Extracted information:
_ _ _ _
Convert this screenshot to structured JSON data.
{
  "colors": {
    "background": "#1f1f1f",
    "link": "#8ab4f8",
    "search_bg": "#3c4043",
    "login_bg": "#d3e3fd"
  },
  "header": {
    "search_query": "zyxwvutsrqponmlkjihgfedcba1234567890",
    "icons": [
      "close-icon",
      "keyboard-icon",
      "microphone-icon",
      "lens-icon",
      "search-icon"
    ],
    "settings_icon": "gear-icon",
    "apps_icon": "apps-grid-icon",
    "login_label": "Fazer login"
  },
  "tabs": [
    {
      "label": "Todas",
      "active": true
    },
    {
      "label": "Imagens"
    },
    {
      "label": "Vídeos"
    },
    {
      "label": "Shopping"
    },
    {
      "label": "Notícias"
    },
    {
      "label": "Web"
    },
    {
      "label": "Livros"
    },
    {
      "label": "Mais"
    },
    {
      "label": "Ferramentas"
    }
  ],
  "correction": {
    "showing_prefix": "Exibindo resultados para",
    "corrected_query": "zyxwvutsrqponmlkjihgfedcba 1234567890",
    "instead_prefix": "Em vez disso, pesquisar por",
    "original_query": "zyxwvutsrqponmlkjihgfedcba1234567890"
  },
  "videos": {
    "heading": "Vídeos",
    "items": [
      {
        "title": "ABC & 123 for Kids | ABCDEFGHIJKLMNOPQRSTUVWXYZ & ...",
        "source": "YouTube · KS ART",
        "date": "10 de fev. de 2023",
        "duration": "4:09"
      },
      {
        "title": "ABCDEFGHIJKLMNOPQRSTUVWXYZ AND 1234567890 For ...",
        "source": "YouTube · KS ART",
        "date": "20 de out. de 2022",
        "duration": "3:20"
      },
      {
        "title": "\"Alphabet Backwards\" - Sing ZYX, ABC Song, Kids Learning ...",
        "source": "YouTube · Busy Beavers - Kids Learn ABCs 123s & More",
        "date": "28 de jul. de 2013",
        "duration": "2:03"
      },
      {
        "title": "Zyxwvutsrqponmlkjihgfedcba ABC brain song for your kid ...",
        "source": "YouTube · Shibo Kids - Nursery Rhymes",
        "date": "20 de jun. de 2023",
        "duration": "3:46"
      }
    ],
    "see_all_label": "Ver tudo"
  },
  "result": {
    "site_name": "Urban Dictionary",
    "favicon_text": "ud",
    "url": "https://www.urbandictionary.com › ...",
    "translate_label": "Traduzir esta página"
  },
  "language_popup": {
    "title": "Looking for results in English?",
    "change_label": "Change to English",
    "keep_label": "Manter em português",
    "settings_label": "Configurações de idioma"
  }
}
_ _ _ _
Task directions:
Copy out the data shown above without altering anything.

Reply to the exercise:
Convert this screenshot to structured JSON data.
{
  "colors": {
    "background": "#1f1f1f",
    "link": "#8ab4f8",
    "search_bg": "#3c4043",
    "login_bg": "#d3e3fd"
  },
  "header": {
    "search_query": "zyxwvutsrqponmlkjihgfedcba1234567890",
    "icons": [
      "close-icon",
      "keyboard-icon",
      "microphone-icon",
      "lens-icon",
      "search-icon"
    ],
    "settings_icon": "gear-icon",
    "apps_icon": "apps-grid-icon",
    "login_label": "Fazer login"
  },
  "tabs": [
    {
      "label": "Todas",
      "active": true
    },
    {
      "label": "Imagens"
    },
    {
      "label": "Vídeos"
    },
    {
      "label": "Shopping"
    },
    {
      "label": "Notícias"
    },
    {
      "label": "Web"
    },
    {
      "label": "Livros"
    },
    {
      "label": "Mais"
    },
    {
      "label": "Ferramentas"
    }
  ],
  "correction": {
    "showing_prefix": "Exibindo resultados para",
    "corrected_query": "zyxwvutsrqponmlkjihgfedcba 1234567890",
    "instead_prefix": "Em vez disso, pesquisar por",
    "original_query": "zyxwvutsrqponmlkjihgfedcba1234567890"
  },
  "videos": {
    "heading": "Vídeos",
    "items": [
      {
        "title": "ABC & 123 for Kids | ABCDEFGHIJKLMNOPQRSTUVWXYZ & ...",
        "source": "YouTube · KS ART",
        "date": "10 de fev. de 2023",
        "duration": "4:09"
      },
      {
        "title": "ABCDEFGHIJKLMNOPQRSTUVWXYZ AND 1234567890 For ...",
        "source": "YouTube · KS ART",
        "date": "20 de out. de 2022",
        "duration": "3:20"
      },
      {
        "title": "\"Alphabet Backwards\" - Sing ZYX, ABC Song, Kids Learning ...",
        "source": "YouTube · Busy Beavers - Kids Learn ABCs 123s & More",
        "date": "28 de jul. de 2013",
        "duration": "2:03"
      },
      {
        "title": "Zyxwvutsrqponmlkjihgfedcba ABC brain song for your kid ...",
        "source": "YouTube · Shibo Kids - Nursery Rhymes",
        "date": "20 de jun. de 2023",
        "duration": "3:46"
      }
    ],
    "see_all_label": "Ver tudo"
  },
  "result": {
    "site_name": "Urban Dictionary",
    "favicon_text": "ud",
    "url": "https://www.urbandictionary.com › ...",
    "translate_label": "Traduzir esta página"
  },
  "language_popup": {
    "title": "Looking for results in English?",
    "change_label": "Change to English",
    "keep_label": "Manter em português",
    "settings_label": "Configurações de idioma"
  }
}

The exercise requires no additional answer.